§ PROBLEM REQUIREMENTS
In your copy, reproduce the entries exactly as they are, minus the images.
—————
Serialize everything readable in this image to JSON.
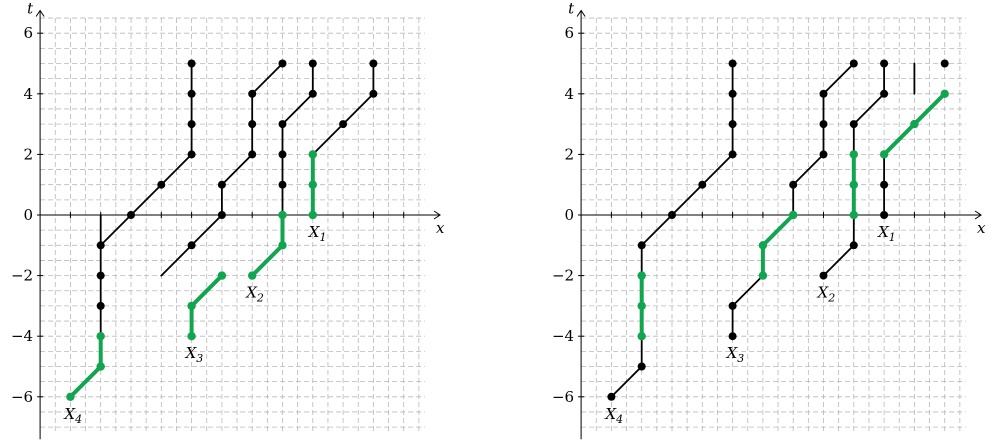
{
  "panels": [
    {
      "id": "left",
      "x_label": "x",
      "y_label": "t",
      "y_ticks": [
        {
          "v": 6,
          "label": "6"
        },
        {
          "v": 4,
          "label": "4"
        },
        {
          "v": 2,
          "label": "2"
        },
        {
          "v": 0,
          "label": "0"
        },
        {
          "v": -2,
          "label": "−2"
        },
        {
          "v": -4,
          "label": "−4"
        },
        {
          "v": -6,
          "label": "−6"
        }
      ],
      "black_paths": [
        [
          [
            -1,
            -1
          ],
          [
            -1,
            0.0001
          ]
        ],
        [
          [
            -1,
            -1
          ],
          [
            -1,
            -4
          ]
        ],
        [
          [
            -1,
            -1
          ],
          [
            0,
            0
          ],
          [
            1,
            1
          ],
          [
            2,
            2
          ],
          [
            2,
            5
          ]
        ],
        [
          [
            1,
            -2
          ],
          [
            2,
            -1
          ],
          [
            3,
            0
          ],
          [
            3,
            1
          ],
          [
            4,
            2
          ],
          [
            4,
            4
          ],
          [
            5,
            5
          ]
        ],
        [
          [
            5,
            -1
          ],
          [
            5,
            3
          ],
          [
            6,
            4
          ],
          [
            6,
            5
          ]
        ],
        [
          [
            6,
            2
          ],
          [
            7,
            3
          ],
          [
            8,
            4
          ],
          [
            8,
            5
          ]
        ]
      ],
      "green_paths": [
        [
          [
            -2,
            -6
          ],
          [
            -1,
            -5
          ],
          [
            -1,
            -4
          ]
        ],
        [
          [
            2,
            -4
          ],
          [
            2,
            -3
          ],
          [
            3,
            -2
          ]
        ],
        [
          [
            4,
            -2
          ],
          [
            5,
            -1
          ],
          [
            5,
            0
          ]
        ],
        [
          [
            6,
            0
          ],
          [
            6,
            2
          ]
        ]
      ],
      "black_points": [
        [
          -1,
          -1
        ],
        [
          -1,
          -2
        ],
        [
          -1,
          -3
        ],
        [
          0,
          0
        ],
        [
          1,
          1
        ],
        [
          2,
          2
        ],
        [
          2,
          3
        ],
        [
          2,
          4
        ],
        [
          2,
          5
        ],
        [
          2,
          -1
        ],
        [
          3,
          0
        ],
        [
          3,
          1
        ],
        [
          4,
          2
        ],
        [
          4,
          3
        ],
        [
          4,
          4
        ],
        [
          5,
          5
        ],
        [
          5,
          1
        ],
        [
          5,
          2
        ],
        [
          5,
          3
        ],
        [
          6,
          4
        ],
        [
          6,
          5
        ],
        [
          7,
          3
        ],
        [
          8,
          4
        ],
        [
          8,
          5
        ]
      ],
      "green_points": [
        [
          -2,
          -6
        ],
        [
          -1,
          -5
        ],
        [
          -1,
          -4
        ],
        [
          2,
          -4
        ],
        [
          2,
          -3
        ],
        [
          3,
          -2
        ],
        [
          4,
          -2
        ],
        [
          5,
          -1
        ],
        [
          5,
          0
        ],
        [
          6,
          0
        ],
        [
          6,
          1
        ],
        [
          6,
          2
        ]
      ],
      "labels": [
        {
          "x": 6,
          "y": 0,
          "text": "X",
          "sub": "1",
          "dx": -4,
          "dy": 22
        },
        {
          "x": 4,
          "y": -2,
          "text": "X",
          "sub": "2",
          "dx": -6,
          "dy": 22
        },
        {
          "x": 2,
          "y": -4,
          "text": "X",
          "sub": "3",
          "dx": -6,
          "dy": 22
        },
        {
          "x": -2,
          "y": -6,
          "text": "X",
          "sub": "4",
          "dx": -6,
          "dy": 22
        }
      ]
    },
    {
      "id": "right",
      "x_label": "x",
      "y_label": "t",
      "y_ticks": [
        {
          "v": 6,
          "label": "6"
        },
        {
          "v": 4,
          "label": "4"
        },
        {
          "v": 2,
          "label": "2"
        },
        {
          "v": 0,
          "label": "0"
        },
        {
          "v": -2,
          "label": "−2"
        },
        {
          "v": -4,
          "label": "−4"
        },
        {
          "v": -6,
          "label": "−6"
        }
      ],
      "black_paths": [
        [
          [
            -2,
            -6
          ],
          [
            -1,
            -5
          ],
          [
            -1,
            -4
          ]
        ],
        [
          [
            -1,
            -1
          ],
          [
            -1,
            -2
          ]
        ],
        [
          [
            -1,
            -1
          ],
          [
            0,
            0
          ],
          [
            1,
            1
          ],
          [
            2,
            2
          ],
          [
            2,
            5
          ]
        ],
        [
          [
            2,
            -4
          ],
          [
            2,
            -3
          ],
          [
            3,
            -2
          ]
        ],
        [
          [
            3,
            -1
          ],
          [
            4,
            0
          ]
        ],
        [
          [
            4,
            0
          ],
          [
            4,
            1
          ],
          [
            5,
            2
          ],
          [
            5,
            4
          ],
          [
            6,
            5
          ]
        ],
        [
          [
            5,
            -2
          ],
          [
            6,
            -1
          ],
          [
            6,
            0
          ]
        ],
        [
          [
            6,
            2
          ],
          [
            6,
            3
          ],
          [
            7,
            4
          ],
          [
            7,
            5
          ]
        ],
        [
          [
            7,
            0
          ],
          [
            7,
            2
          ]
        ],
        [
          [
            8,
            4
          ],
          [
            8,
            5
          ]
        ]
      ],
      "green_paths": [
        [
          [
            -1,
            -2
          ],
          [
            -1,
            -4
          ]
        ],
        [
          [
            3,
            -1
          ],
          [
            3,
            -2
          ]
        ],
        [
          [
            3,
            -1
          ],
          [
            4,
            0
          ]
        ],
        [
          [
            6,
            0
          ],
          [
            6,
            2
          ]
        ],
        [
          [
            7,
            2
          ],
          [
            8,
            3
          ],
          [
            9,
            4
          ]
        ]
      ],
      "black_points": [
        [
          -2,
          -6
        ],
        [
          -1,
          -5
        ],
        [
          -1,
          -1
        ],
        [
          0,
          0
        ],
        [
          1,
          1
        ],
        [
          2,
          2
        ],
        [
          2,
          3
        ],
        [
          2,
          4
        ],
        [
          2,
          5
        ],
        [
          2,
          -4
        ],
        [
          2,
          -3
        ],
        [
          4,
          1
        ],
        [
          5,
          2
        ],
        [
          5,
          3
        ],
        [
          5,
          4
        ],
        [
          6,
          5
        ],
        [
          5,
          -2
        ],
        [
          6,
          -1
        ],
        [
          6,
          3
        ],
        [
          7,
          4
        ],
        [
          7,
          5
        ],
        [
          7,
          0
        ],
        [
          7,
          1
        ],
        [
          9,
          5
        ]
      ],
      "green_points": [
        [
          -1,
          -2
        ],
        [
          -1,
          -3
        ],
        [
          -1,
          -4
        ],
        [
          3,
          -2
        ],
        [
          3,
          -1
        ],
        [
          4,
          0
        ],
        [
          6,
          0
        ],
        [
          6,
          1
        ],
        [
          6,
          2
        ],
        [
          7,
          2
        ],
        [
          8,
          3
        ],
        [
          9,
          4
        ]
      ],
      "labels": [
        {
          "x": 7,
          "y": 0,
          "text": "X",
          "sub": "1",
          "dx": -6,
          "dy": 22
        },
        {
          "x": 5,
          "y": -2,
          "text": "X",
          "sub": "2",
          "dx": -6,
          "dy": 22
        },
        {
          "x": 2,
          "y": -4,
          "text": "X",
          "sub": "3",
          "dx": -6,
          "dy": 22
        },
        {
          "x": -2,
          "y": -6,
          "text": "X",
          "sub": "4",
          "dx": -6,
          "dy": 22
        }
      ]
    }
  ]
}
—————
§ FINISHED TASK
Serialize everything readable in this image to JSON.
{
  "panels": [
    {
      "id": "left",
      "x_label": "x",
      "y_label": "t",
      "y_ticks": [
        {
          "v": 6,
          "label": "6"
        },
        {
          "v": 4,
          "label": "4"
        },
        {
          "v": 2,
          "label": "2"
        },
        {
          "v": 0,
          "label": "0"
        },
        {
          "v": -2,
          "label": "−2"
        },
        {
          "v": -4,
          "label": "−4"
        },
        {
          "v": -6,
          "label": "−6"
        }
      ],
      "black_paths": [
        [
          [
            -1,
            -1
          ],
          [
            -1,
            0.0001
          ]
        ],
        [
          [
            -1,
            -1
          ],
          [
            -1,
            -4
          ]
        ],
        [
          [
            -1,
            -1
          ],
          [
            0,
            0
          ],
          [
            1,
            1
          ],
          [
            2,
            2
          ],
          [
            2,
            5
          ]
        ],
        [
          [
            1,
            -2
          ],
          [
            2,
            -1
          ],
          [
            3,
            0
          ],
          [
            3,
            1
          ],
          [
            4,
            2
          ],
          [
            4,
            4
          ],
          [
            5,
            5
          ]
        ],
        [
          [
            5,
            -1
          ],
          [
            5,
            3
          ],
          [
            6,
            4
          ],
          [
            6,
            5
          ]
        ],
        [
          [
            6,
            2
          ],
          [
            7,
            3
          ],
          [
            8,
            4
          ],
          [
            8,
            5
          ]
        ]
      ],
      "green_paths": [
        [
          [
            -2,
            -6
          ],
          [
            -1,
            -5
          ],
          [
            -1,
            -4
          ]
        ],
        [
          [
            2,
            -4
          ],
          [
            2,
            -3
          ],
          [
            3,
            -2
          ]
        ],
        [
          [
            4,
            -2
          ],
          [
            5,
            -1
          ],
          [
            5,
            0
          ]
        ],
        [
          [
            6,
            0
          ],
          [
            6,
            2
          ]
        ]
      ],
      "black_points": [
        [
          -1,
          -1
        ],
        [
          -1,
          -2
        ],
        [
          -1,
          -3
        ],
        [
          0,
          0
        ],
        [
          1,
          1
        ],
        [
          2,
          2
        ],
        [
          2,
          3
        ],
        [
          2,
          4
        ],
        [
          2,
          5
        ],
        [
          2,
          -1
        ],
        [
          3,
          0
        ],
        [
          3,
          1
        ],
        [
          4,
          2
        ],
        [
          4,
          3
        ],
        [
          4,
          4
        ],
        [
          5,
          5
        ],
        [
          5,
          1
        ],
        [
          5,
          2
        ],
        [
          5,
          3
        ],
        [
          6,
          4
        ],
        [
          6,
          5
        ],
        [
          7,
          3
        ],
        [
          8,
          4
        ],
        [
          8,
          5
        ]
      ],
      "green_points": [
        [
          -2,
          -6
        ],
        [
          -1,
          -5
        ],
        [
          -1,
          -4
        ],
        [
          2,
          -4
        ],
        [
          2,
          -3
        ],
        [
          3,
          -2
        ],
        [
          4,
          -2
        ],
        [
          5,
          -1
        ],
        [
          5,
          0
        ],
        [
          6,
          0
        ],
        [
          6,
          1
        ],
        [
          6,
          2
        ]
      ],
      "labels": [
        {
          "x": 6,
          "y": 0,
          "text": "X",
          "sub": "1",
          "dx": -4,
          "dy": 22
        },
        {
          "x": 4,
          "y": -2,
          "text": "X",
          "sub": "2",
          "dx": -6,
          "dy": 22
        },
        {
          "x": 2,
          "y": -4,
          "text": "X",
          "sub": "3",
          "dx": -6,
          "dy": 22
        },
        {
          "x": -2,
          "y": -6,
          "text": "X",
          "sub": "4",
          "dx": -6,
          "dy": 22
        }
      ]
    },
    {
      "id": "right",
      "x_label": "x",
      "y_label": "t",
      "y_ticks": [
        {
          "v": 6,
          "label": "6"
        },
        {
          "v": 4,
          "label": "4"
        },
        {
          "v": 2,
          "label": "2"
        },
        {
          "v": 0,
          "label": "0"
        },
        {
          "v": -2,
          "label": "−2"
        },
        {
          "v": -4,
          "label": "−4"
        },
        {
          "v": -6,
          "label": "−6"
        }
      ],
      "black_paths": [
        [
          [
            -2,
            -6
          ],
          [
            -1,
            -5
          ],
          [
            -1,
            -4
          ]
        ],
        [
          [
            -1,
            -1
          ],
          [
            -1,
            -2
          ]
        ],
        [
          [
            -1,
            -1
          ],
          [
            0,
            0
          ],
          [
            1,
            1
          ],
          [
            2,
            2
          ],
          [
            2,
            5
          ]
        ],
        [
          [
            2,
            -4
          ],
          [
            2,
            -3
          ],
          [
            3,
            -2
          ]
        ],
        [
          [
            3,
            -1
          ],
          [
            4,
            0
          ]
        ],
        [
          [
            4,
            0
          ],
          [
            4,
            1
          ],
          [
            5,
            2
          ],
          [
            5,
            4
          ],
          [
            6,
            5
          ]
        ],
        [
          [
            5,
            -2
          ],
          [
            6,
            -1
          ],
          [
            6,
            0
          ]
        ],
        [
          [
            6,
            2
          ],
          [
            6,
            3
          ],
          [
            7,
            4
          ],
          [
            7,
            5
          ]
        ],
        [
          [
            7,
            0
          ],
          [
            7,
            2
          ]
        ],
        [
          [
            8,
            4
          ],
          [
            8,
            5
          ]
        ]
      ],
      "green_paths": [
        [
          [
            -1,
            -2
          ],
          [
            -1,
            -4
          ]
        ],
        [
          [
            3,
            -1
          ],
          [
            3,
            -2
          ]
        ],
        [
          [
            3,
            -1
          ],
          [
            4,
            0
          ]
        ],
        [
          [
            6,
            0
          ],
          [
            6,
            2
          ]
        ],
        [
          [
            7,
            2
          ],
          [
            8,
            3
          ],
          [
            9,
            4
          ]
        ]
      ],
      "black_points": [
        [
          -2,
          -6
        ],
        [
          -1,
          -5
        ],
        [
          -1,
          -1
        ],
        [
          0,
          0
        ],
        [
          1,
          1
        ],
        [
          2,
          2
        ],
        [
          2,
          3
        ],
        [
          2,
          4
        ],
        [
          2,
          5
        ],
        [
          2,
          -4
        ],
        [
          2,
          -3
        ],
        [
          4,
          1
        ],
        [
          5,
          2
        ],
        [
          5,
          3
        ],
        [
          5,
          4
        ],
        [
          6,
          5
        ],
        [
          5,
          -2
        ],
        [
          6,
          -1
        ],
        [
          6,
          3
        ],
        [
          7,
          4
        ],
        [
          7,
          5
        ],
        [
          7,
          0
        ],
        [
          7,
          1
        ],
        [
          9,
          5
        ]
      ],
      "green_points": [
        [
          -1,
          -2
        ],
        [
          -1,
          -3
        ],
        [
          -1,
          -4
        ],
        [
          3,
          -2
        ],
        [
          3,
          -1
        ],
        [
          4,
          0
        ],
        [
          6,
          0
        ],
        [
          6,
          1
        ],
        [
          6,
          2
        ],
        [
          7,
          2
        ],
        [
          8,
          3
        ],
        [
          9,
          4
        ]
      ],
      "labels": [
        {
          "x": 7,
          "y": 0,
          "text": "X",
          "sub": "1",
          "dx": -6,
          "dy": 22
        },
        {
          "x": 5,
          "y": -2,
          "text": "X",
          "sub": "2",
          "dx": -6,
          "dy": 22
        },
        {
          "x": 2,
          "y": -4,
          "text": "X",
          "sub": "3",
          "dx": -6,
          "dy": 22
        },
        {
          "x": -2,
          "y": -6,
          "text": "X",
          "sub": "4",
          "dx": -6,
          "dy": 22
        }
      ]
    }
  ]
}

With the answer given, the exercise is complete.